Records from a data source
★ ★ ★ ★ ★
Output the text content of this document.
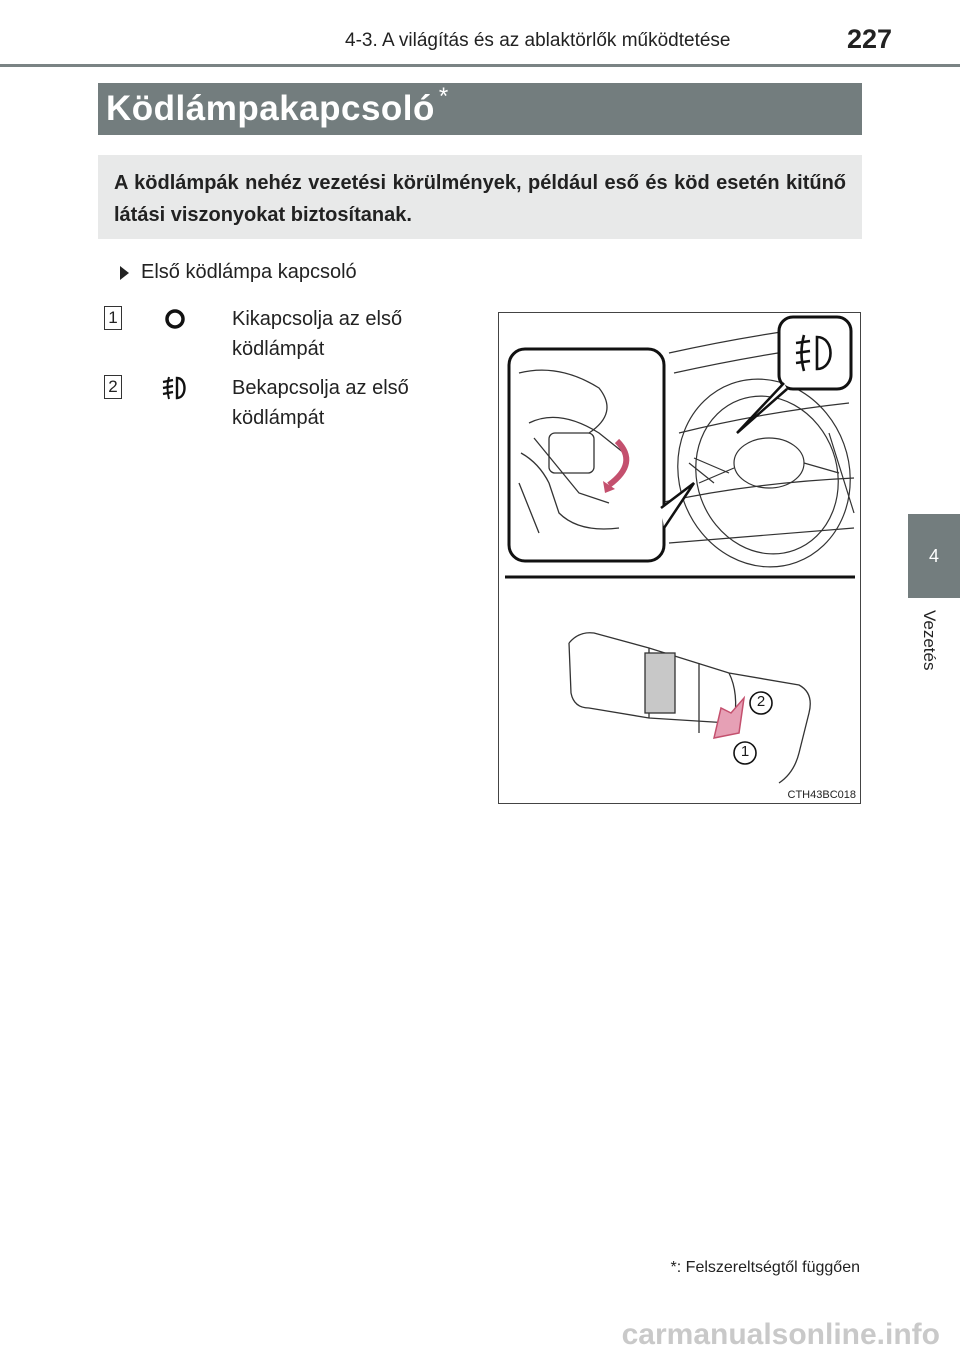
4-3. A világítás és az ablaktörlők működtetése	227
Ködlámpakapcsoló *

A ködlámpák nehéz vezetési körülmények, például eső és köd esetén kitűnő látási viszonyokat biztosítanak.

Első ködlámpa kapcsoló
1	Kikapcsolja az első ködlámpát
2	Bekapcsolja az első ködlámpát
2
1
CTH43BC018
4
Vezetés
*: Felszereltségtől függően
carmanualsonline.info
★ ★ ★ ★ ★
• PROBLEM TO SOLVE
Repeat verbatim all the material, but not the pictures.

• RESPONSE
Output the text content of this document.
4-3. A világítás és az ablaktörlők működtetése	227
Ködlámpakapcsoló *

A ködlámpák nehéz vezetési körülmények, például eső és köd esetén kitűnő látási viszonyokat biztosítanak.

Első ködlámpa kapcsoló
1	Kikapcsolja az első ködlámpát
2	Bekapcsolja az első ködlámpát
2
1
CTH43BC018
4
Vezetés
*: Felszereltségtől függően
carmanualsonline.info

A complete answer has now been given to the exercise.